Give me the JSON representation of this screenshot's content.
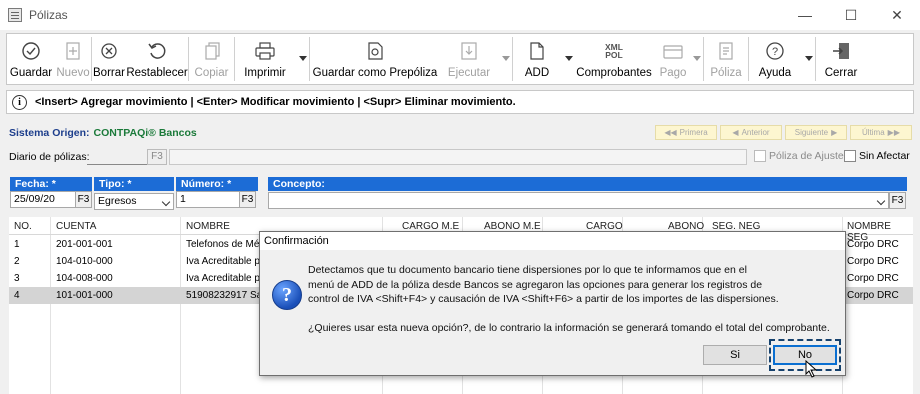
{
  "window": {
    "title": "Pólizas"
  },
  "toolbar": {
    "items": [
      {
        "label": "Guardar",
        "icon": "check-circle-icon",
        "enabled": true
      },
      {
        "label": "Nuevo",
        "icon": "new-document-icon",
        "enabled": false
      },
      {
        "label": "Borrar",
        "icon": "delete-circle-icon",
        "enabled": true
      },
      {
        "label": "Restablecer",
        "icon": "undo-icon",
        "enabled": true
      },
      {
        "label": "Copiar",
        "icon": "copy-icon",
        "enabled": false
      },
      {
        "label": "Imprimir",
        "icon": "printer-icon",
        "enabled": true
      },
      {
        "label": "Guardar como Prepóliza",
        "icon": "save-template-icon",
        "enabled": true
      },
      {
        "label": "Ejecutar",
        "icon": "execute-icon",
        "enabled": false
      },
      {
        "label": "ADD",
        "icon": "add-document-icon",
        "enabled": true
      },
      {
        "label": "Comprobantes",
        "icon": "xml-pol-icon",
        "enabled": true,
        "icon_text": [
          "XML",
          "POL"
        ]
      },
      {
        "label": "Pago",
        "icon": "payment-icon",
        "enabled": false
      },
      {
        "label": "Póliza",
        "icon": "policy-icon",
        "enabled": false
      },
      {
        "label": "Ayuda",
        "icon": "help-icon",
        "enabled": true
      },
      {
        "label": "Cerrar",
        "icon": "exit-icon",
        "enabled": true
      }
    ]
  },
  "infobar": {
    "text": "<Insert> Agregar movimiento | <Enter> Modificar movimiento | <Supr> Eliminar movimiento."
  },
  "origin": {
    "label": "Sistema Origen:",
    "value": "CONTPAQi® Bancos"
  },
  "nav": {
    "first": "Primera",
    "prev": "Anterior",
    "next": "Siguiente",
    "last": "Última"
  },
  "diario": {
    "label": "Diario de pólizas:",
    "f3": "F3",
    "poliza_ajuste": "Póliza de Ajuste",
    "sin_afectar": "Sin Afectar"
  },
  "form": {
    "fecha_label": "Fecha: *",
    "fecha_value": "25/09/20",
    "fecha_f3": "F3",
    "tipo_label": "Tipo: *",
    "tipo_value": "Egresos",
    "numero_label": "Número: *",
    "numero_value": "1",
    "numero_f3": "F3",
    "concepto_label": "Concepto:",
    "concepto_value": "",
    "concepto_f3": "F3"
  },
  "grid": {
    "columns": [
      "NO.",
      "CUENTA",
      "NOMBRE",
      "CARGO M.E",
      "ABONO M.E",
      "CARGO",
      "ABONO",
      "SEG. NEG",
      "NOMBRE SEG"
    ],
    "rows": [
      {
        "no": "1",
        "cuenta": "201-001-001",
        "nombre": "Telefonos de Més",
        "seg": "Corpo DRC"
      },
      {
        "no": "2",
        "cuenta": "104-010-000",
        "nombre": "Iva Acreditable p",
        "seg": "Corpo DRC"
      },
      {
        "no": "3",
        "cuenta": "104-008-000",
        "nombre": "Iva Acreditable p",
        "seg": "Corpo DRC"
      },
      {
        "no": "4",
        "cuenta": "101-001-000",
        "nombre": "51908232917 Sa",
        "seg": "Corpo DRC"
      }
    ],
    "selected_row": 4
  },
  "dialog": {
    "title": "Confirmación",
    "icon": "question-icon",
    "message_lines": [
      "Detectamos que tu documento bancario tiene dispersiones por lo que te informamos que en el",
      "menú de ADD de la póliza desde Bancos se agregaron las opciones para generar los registros de",
      "control de IVA <Shift+F4> y causación de IVA <Shift+F6> a partir de los importes de las dispersiones."
    ],
    "question": "¿Quieres usar esta nueva opción?, de lo contrario la información se generará tomando el total del comprobante.",
    "yes_label": "Si",
    "no_label": "No"
  },
  "colors": {
    "header_blue": "#1c6cd6",
    "origin_label": "#1d3e8c",
    "origin_value": "#1b7a3a",
    "nav_bg": "#fdf6d0"
  }
}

============

REQUIREMENTS -> Pictures are not part of the copy; reproduce everything else in the records exactly.

TASK RESPONSE ->
Give me the JSON representation of this screenshot's content.
{
  "window": {
    "title": "Pólizas"
  },
  "toolbar": {
    "items": [
      {
        "label": "Guardar",
        "icon": "check-circle-icon",
        "enabled": true
      },
      {
        "label": "Nuevo",
        "icon": "new-document-icon",
        "enabled": false
      },
      {
        "label": "Borrar",
        "icon": "delete-circle-icon",
        "enabled": true
      },
      {
        "label": "Restablecer",
        "icon": "undo-icon",
        "enabled": true
      },
      {
        "label": "Copiar",
        "icon": "copy-icon",
        "enabled": false
      },
      {
        "label": "Imprimir",
        "icon": "printer-icon",
        "enabled": true
      },
      {
        "label": "Guardar como Prepóliza",
        "icon": "save-template-icon",
        "enabled": true
      },
      {
        "label": "Ejecutar",
        "icon": "execute-icon",
        "enabled": false
      },
      {
        "label": "ADD",
        "icon": "add-document-icon",
        "enabled": true
      },
      {
        "label": "Comprobantes",
        "icon": "xml-pol-icon",
        "enabled": true,
        "icon_text": [
          "XML",
          "POL"
        ]
      },
      {
        "label": "Pago",
        "icon": "payment-icon",
        "enabled": false
      },
      {
        "label": "Póliza",
        "icon": "policy-icon",
        "enabled": false
      },
      {
        "label": "Ayuda",
        "icon": "help-icon",
        "enabled": true
      },
      {
        "label": "Cerrar",
        "icon": "exit-icon",
        "enabled": true
      }
    ]
  },
  "infobar": {
    "text": "<Insert> Agregar movimiento | <Enter> Modificar movimiento | <Supr> Eliminar movimiento."
  },
  "origin": {
    "label": "Sistema Origen:",
    "value": "CONTPAQi® Bancos"
  },
  "nav": {
    "first": "Primera",
    "prev": "Anterior",
    "next": "Siguiente",
    "last": "Última"
  },
  "diario": {
    "label": "Diario de pólizas:",
    "f3": "F3",
    "poliza_ajuste": "Póliza de Ajuste",
    "sin_afectar": "Sin Afectar"
  },
  "form": {
    "fecha_label": "Fecha: *",
    "fecha_value": "25/09/20",
    "fecha_f3": "F3",
    "tipo_label": "Tipo: *",
    "tipo_value": "Egresos",
    "numero_label": "Número: *",
    "numero_value": "1",
    "numero_f3": "F3",
    "concepto_label": "Concepto:",
    "concepto_value": "",
    "concepto_f3": "F3"
  },
  "grid": {
    "columns": [
      "NO.",
      "CUENTA",
      "NOMBRE",
      "CARGO M.E",
      "ABONO M.E",
      "CARGO",
      "ABONO",
      "SEG. NEG",
      "NOMBRE SEG"
    ],
    "rows": [
      {
        "no": "1",
        "cuenta": "201-001-001",
        "nombre": "Telefonos de Més",
        "seg": "Corpo DRC"
      },
      {
        "no": "2",
        "cuenta": "104-010-000",
        "nombre": "Iva Acreditable p",
        "seg": "Corpo DRC"
      },
      {
        "no": "3",
        "cuenta": "104-008-000",
        "nombre": "Iva Acreditable p",
        "seg": "Corpo DRC"
      },
      {
        "no": "4",
        "cuenta": "101-001-000",
        "nombre": "51908232917 Sa",
        "seg": "Corpo DRC"
      }
    ],
    "selected_row": 4
  },
  "dialog": {
    "title": "Confirmación",
    "icon": "question-icon",
    "message_lines": [
      "Detectamos que tu documento bancario tiene dispersiones por lo que te informamos que en el",
      "menú de ADD de la póliza desde Bancos se agregaron las opciones para generar los registros de",
      "control de IVA <Shift+F4> y causación de IVA <Shift+F6> a partir de los importes de las dispersiones."
    ],
    "question": "¿Quieres usar esta nueva opción?, de lo contrario la información se generará tomando el total del comprobante.",
    "yes_label": "Si",
    "no_label": "No"
  },
  "colors": {
    "header_blue": "#1c6cd6",
    "origin_label": "#1d3e8c",
    "origin_value": "#1b7a3a",
    "nav_bg": "#fdf6d0"
  }
}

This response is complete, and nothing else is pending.